#### Data in this exercise:
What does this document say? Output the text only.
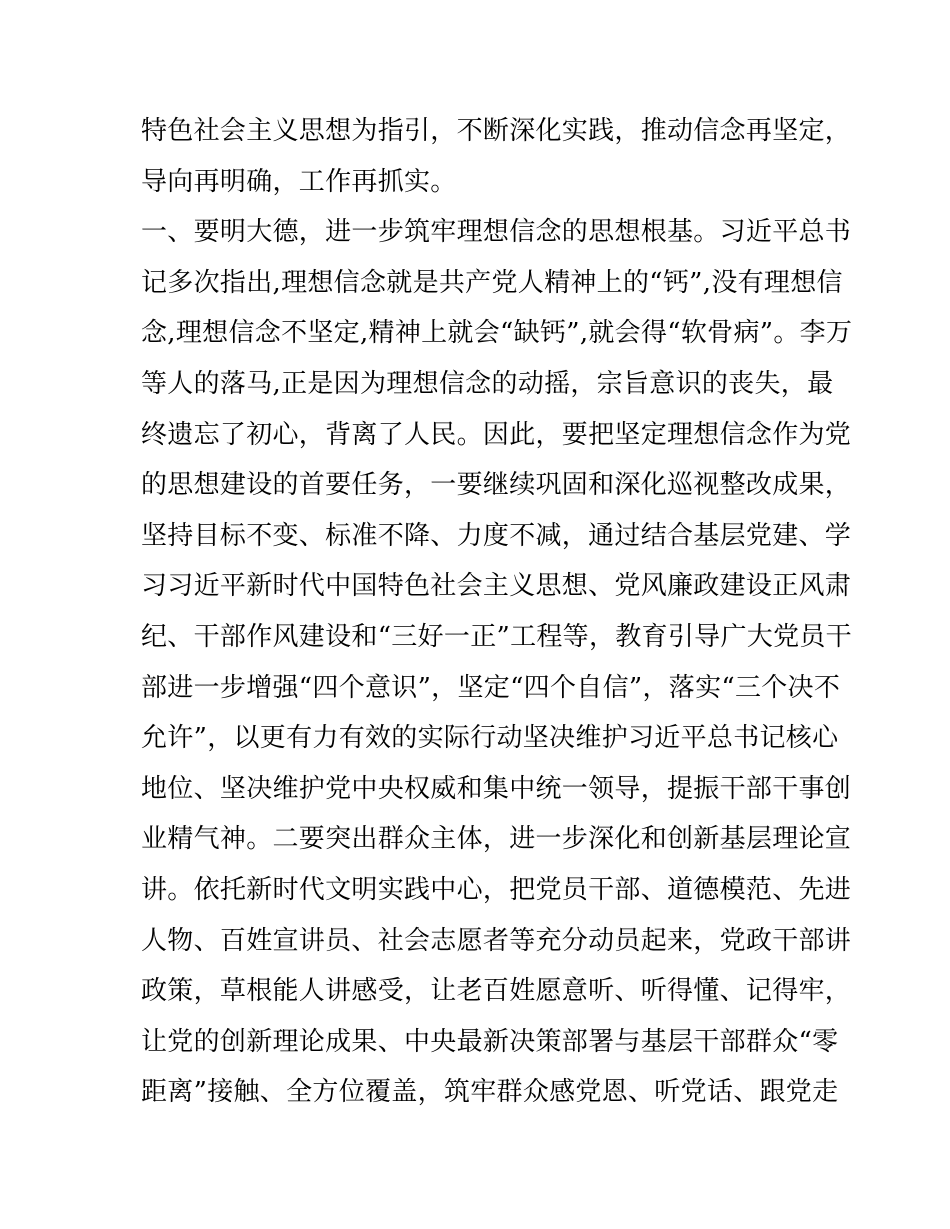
特色社会主义思想为指引，不断深化实践，推动信念再坚定，
导向再明确，工作再抓实。
一、要明大德，进一步筑牢理想信念的思想根基。习近平总书
记多次指出,理想信念就是共产党人精神上的“钙”,没有理想信
念,理想信念不坚定,精神上就会“缺钙”,就会得“软骨病”。李万
等人的落马,正是因为理想信念的动摇，宗旨意识的丧失，最
终遗忘了初心，背离了人民。因此，要把坚定理想信念作为党
的思想建设的首要任务，一要继续巩固和深化巡视整改成果，
坚持目标不变、标准不降、力度不减，通过结合基层党建、学
习习近平新时代中国特色社会主义思想、党风廉政建设正风肃
纪、干部作风建设和“三好一正”工程等，教育引导广大党员干
部进一步增强“四个意识”，坚定“四个自信”，落实“三个决不
允许”，以更有力有效的实际行动坚决维护习近平总书记核心
地位、坚决维护党中央权威和集中统一领导，提振干部干事创
业精气神。二要突出群众主体，进一步深化和创新基层理论宣
讲。依托新时代文明实践中心，把党员干部、道德模范、先进
人物、百姓宣讲员、社会志愿者等充分动员起来，党政干部讲
政策，草根能人讲感受，让老百姓愿意听、听得懂、记得牢，
让党的创新理论成果、中央最新决策部署与基层干部群众“零
距离”接触、全方位覆盖，筑牢群众感党恩、听党话、跟党走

#### Your instructions:
Leave out the pictures and reproduce the rest of the listing exactly.

#### Solution for this problem:
What does this document say? Output the text only.
特色社会主义思想为指引，不断深化实践，推动信念再坚定，
导向再明确，工作再抓实。
一、要明大德，进一步筑牢理想信念的思想根基。习近平总书
记多次指出,理想信念就是共产党人精神上的“钙”,没有理想信
念,理想信念不坚定,精神上就会“缺钙”,就会得“软骨病”。李万
等人的落马,正是因为理想信念的动摇，宗旨意识的丧失，最
终遗忘了初心，背离了人民。因此，要把坚定理想信念作为党
的思想建设的首要任务，一要继续巩固和深化巡视整改成果，
坚持目标不变、标准不降、力度不减，通过结合基层党建、学
习习近平新时代中国特色社会主义思想、党风廉政建设正风肃
纪、干部作风建设和“三好一正”工程等，教育引导广大党员干
部进一步增强“四个意识”，坚定“四个自信”，落实“三个决不
允许”，以更有力有效的实际行动坚决维护习近平总书记核心
地位、坚决维护党中央权威和集中统一领导，提振干部干事创
业精气神。二要突出群众主体，进一步深化和创新基层理论宣
讲。依托新时代文明实践中心，把党员干部、道德模范、先进
人物、百姓宣讲员、社会志愿者等充分动员起来，党政干部讲
政策，草根能人讲感受，让老百姓愿意听、听得懂、记得牢，
让党的创新理论成果、中央最新决策部署与基层干部群众“零
距离”接触、全方位覆盖，筑牢群众感党恩、听党话、跟党走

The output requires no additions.